- WHAT YOU SHOULD DO:
Can all of these lines be returned exactly?

[Dataset entries]
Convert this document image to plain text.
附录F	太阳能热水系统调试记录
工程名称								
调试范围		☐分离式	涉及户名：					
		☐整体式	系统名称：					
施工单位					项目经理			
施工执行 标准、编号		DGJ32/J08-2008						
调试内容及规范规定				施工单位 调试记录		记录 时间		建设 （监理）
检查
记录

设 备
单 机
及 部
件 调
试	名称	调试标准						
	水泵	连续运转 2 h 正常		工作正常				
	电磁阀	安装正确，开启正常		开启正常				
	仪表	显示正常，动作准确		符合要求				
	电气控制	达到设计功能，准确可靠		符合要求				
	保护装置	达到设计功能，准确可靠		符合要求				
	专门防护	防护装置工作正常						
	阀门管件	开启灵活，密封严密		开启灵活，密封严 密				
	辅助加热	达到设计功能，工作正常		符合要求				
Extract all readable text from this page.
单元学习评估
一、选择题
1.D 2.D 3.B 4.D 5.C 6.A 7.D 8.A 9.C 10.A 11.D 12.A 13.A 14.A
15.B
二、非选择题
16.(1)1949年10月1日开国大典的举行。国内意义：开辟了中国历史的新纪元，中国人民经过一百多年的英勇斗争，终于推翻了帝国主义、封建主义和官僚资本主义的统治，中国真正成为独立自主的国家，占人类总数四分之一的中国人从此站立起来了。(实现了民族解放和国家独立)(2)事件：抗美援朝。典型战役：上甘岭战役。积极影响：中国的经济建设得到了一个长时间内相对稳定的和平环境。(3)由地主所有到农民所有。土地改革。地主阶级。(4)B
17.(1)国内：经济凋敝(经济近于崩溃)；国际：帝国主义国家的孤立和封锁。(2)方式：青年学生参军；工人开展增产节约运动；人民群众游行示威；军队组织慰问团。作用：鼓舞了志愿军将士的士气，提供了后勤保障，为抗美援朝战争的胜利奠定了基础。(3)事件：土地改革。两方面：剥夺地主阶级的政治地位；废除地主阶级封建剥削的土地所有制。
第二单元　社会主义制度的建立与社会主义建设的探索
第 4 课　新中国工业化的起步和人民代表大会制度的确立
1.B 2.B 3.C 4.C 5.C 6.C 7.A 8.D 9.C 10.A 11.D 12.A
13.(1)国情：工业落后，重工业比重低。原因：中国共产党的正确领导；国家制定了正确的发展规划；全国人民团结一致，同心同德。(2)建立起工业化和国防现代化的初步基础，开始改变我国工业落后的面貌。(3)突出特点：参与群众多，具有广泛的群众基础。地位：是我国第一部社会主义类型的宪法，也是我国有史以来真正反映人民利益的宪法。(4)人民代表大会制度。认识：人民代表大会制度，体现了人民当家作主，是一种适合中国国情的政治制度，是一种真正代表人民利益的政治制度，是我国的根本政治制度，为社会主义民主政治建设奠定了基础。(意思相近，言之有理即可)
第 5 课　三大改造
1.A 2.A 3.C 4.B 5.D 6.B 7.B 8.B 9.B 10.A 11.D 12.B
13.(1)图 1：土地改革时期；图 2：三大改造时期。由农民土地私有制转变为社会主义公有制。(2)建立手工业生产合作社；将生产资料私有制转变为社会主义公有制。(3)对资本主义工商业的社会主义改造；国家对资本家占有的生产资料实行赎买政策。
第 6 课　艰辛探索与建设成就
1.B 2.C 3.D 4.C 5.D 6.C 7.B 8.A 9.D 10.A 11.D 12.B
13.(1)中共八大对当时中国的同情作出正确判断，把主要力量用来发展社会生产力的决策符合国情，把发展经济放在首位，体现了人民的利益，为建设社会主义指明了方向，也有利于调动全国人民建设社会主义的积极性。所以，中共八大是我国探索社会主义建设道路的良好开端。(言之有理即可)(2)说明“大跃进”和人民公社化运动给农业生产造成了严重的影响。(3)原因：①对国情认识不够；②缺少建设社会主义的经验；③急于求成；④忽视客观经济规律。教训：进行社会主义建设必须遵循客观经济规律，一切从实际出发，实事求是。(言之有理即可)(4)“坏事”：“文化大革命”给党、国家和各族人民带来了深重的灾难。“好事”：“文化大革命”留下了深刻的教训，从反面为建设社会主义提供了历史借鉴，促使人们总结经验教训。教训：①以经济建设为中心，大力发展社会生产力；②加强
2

- TASK RESULT:
Convert this document image to plain text.
附录F	太阳能热水系统调试记录
工程名称								
调试范围		☐分离式	涉及户名：					
		☐整体式	系统名称：					
施工单位					项目经理			
施工执行 标准、编号		DGJ32/J08-2008						
调试内容及规范规定				施工单位 调试记录		记录 时间		建设 （监理）
检查
记录

设 备
单 机
及 部
件 调
试	名称	调试标准						
	水泵	连续运转 2 h 正常		工作正常				
	电磁阀	安装正确，开启正常		开启正常				
	仪表	显示正常，动作准确		符合要求				
	电气控制	达到设计功能，准确可靠		符合要求				
	保护装置	达到设计功能，准确可靠		符合要求				
	专门防护	防护装置工作正常						
	阀门管件	开启灵活，密封严密		开启灵活，密封严 密				
	辅助加热	达到设计功能，工作正常		符合要求				
Extract all readable text from this page.
单元学习评估
一、选择题
1.D 2.D 3.B 4.D 5.C 6.A 7.D 8.A 9.C 10.A 11.D 12.A 13.A 14.A
15.B
二、非选择题
16.(1)1949年10月1日开国大典的举行。国内意义：开辟了中国历史的新纪元，中国人民经过一百多年的英勇斗争，终于推翻了帝国主义、封建主义和官僚资本主义的统治，中国真正成为独立自主的国家，占人类总数四分之一的中国人从此站立起来了。(实现了民族解放和国家独立)(2)事件：抗美援朝。典型战役：上甘岭战役。积极影响：中国的经济建设得到了一个长时间内相对稳定的和平环境。(3)由地主所有到农民所有。土地改革。地主阶级。(4)B
17.(1)国内：经济凋敝(经济近于崩溃)；国际：帝国主义国家的孤立和封锁。(2)方式：青年学生参军；工人开展增产节约运动；人民群众游行示威；军队组织慰问团。作用：鼓舞了志愿军将士的士气，提供了后勤保障，为抗美援朝战争的胜利奠定了基础。(3)事件：土地改革。两方面：剥夺地主阶级的政治地位；废除地主阶级封建剥削的土地所有制。
第二单元　社会主义制度的建立与社会主义建设的探索
第 4 课　新中国工业化的起步和人民代表大会制度的确立
1.B 2.B 3.C 4.C 5.C 6.C 7.A 8.D 9.C 10.A 11.D 12.A
13.(1)国情：工业落后，重工业比重低。原因：中国共产党的正确领导；国家制定了正确的发展规划；全国人民团结一致，同心同德。(2)建立起工业化和国防现代化的初步基础，开始改变我国工业落后的面貌。(3)突出特点：参与群众多，具有广泛的群众基础。地位：是我国第一部社会主义类型的宪法，也是我国有史以来真正反映人民利益的宪法。(4)人民代表大会制度。认识：人民代表大会制度，体现了人民当家作主，是一种适合中国国情的政治制度，是一种真正代表人民利益的政治制度，是我国的根本政治制度，为社会主义民主政治建设奠定了基础。(意思相近，言之有理即可)
第 5 课　三大改造
1.A 2.A 3.C 4.B 5.D 6.B 7.B 8.B 9.B 10.A 11.D 12.B
13.(1)图 1：土地改革时期；图 2：三大改造时期。由农民土地私有制转变为社会主义公有制。(2)建立手工业生产合作社；将生产资料私有制转变为社会主义公有制。(3)对资本主义工商业的社会主义改造；国家对资本家占有的生产资料实行赎买政策。
第 6 课　艰辛探索与建设成就
1.B 2.C 3.D 4.C 5.D 6.C 7.B 8.A 9.D 10.A 11.D 12.B
13.(1)中共八大对当时中国的同情作出正确判断，把主要力量用来发展社会生产力的决策符合国情，把发展经济放在首位，体现了人民的利益，为建设社会主义指明了方向，也有利于调动全国人民建设社会主义的积极性。所以，中共八大是我国探索社会主义建设道路的良好开端。(言之有理即可)(2)说明“大跃进”和人民公社化运动给农业生产造成了严重的影响。(3)原因：①对国情认识不够；②缺少建设社会主义的经验；③急于求成；④忽视客观经济规律。教训：进行社会主义建设必须遵循客观经济规律，一切从实际出发，实事求是。(言之有理即可)(4)“坏事”：“文化大革命”给党、国家和各族人民带来了深重的灾难。“好事”：“文化大革命”留下了深刻的教训，从反面为建设社会主义提供了历史借鉴，促使人们总结经验教训。教训：①以经济建设为中心，大力发展社会生产力；②加强
2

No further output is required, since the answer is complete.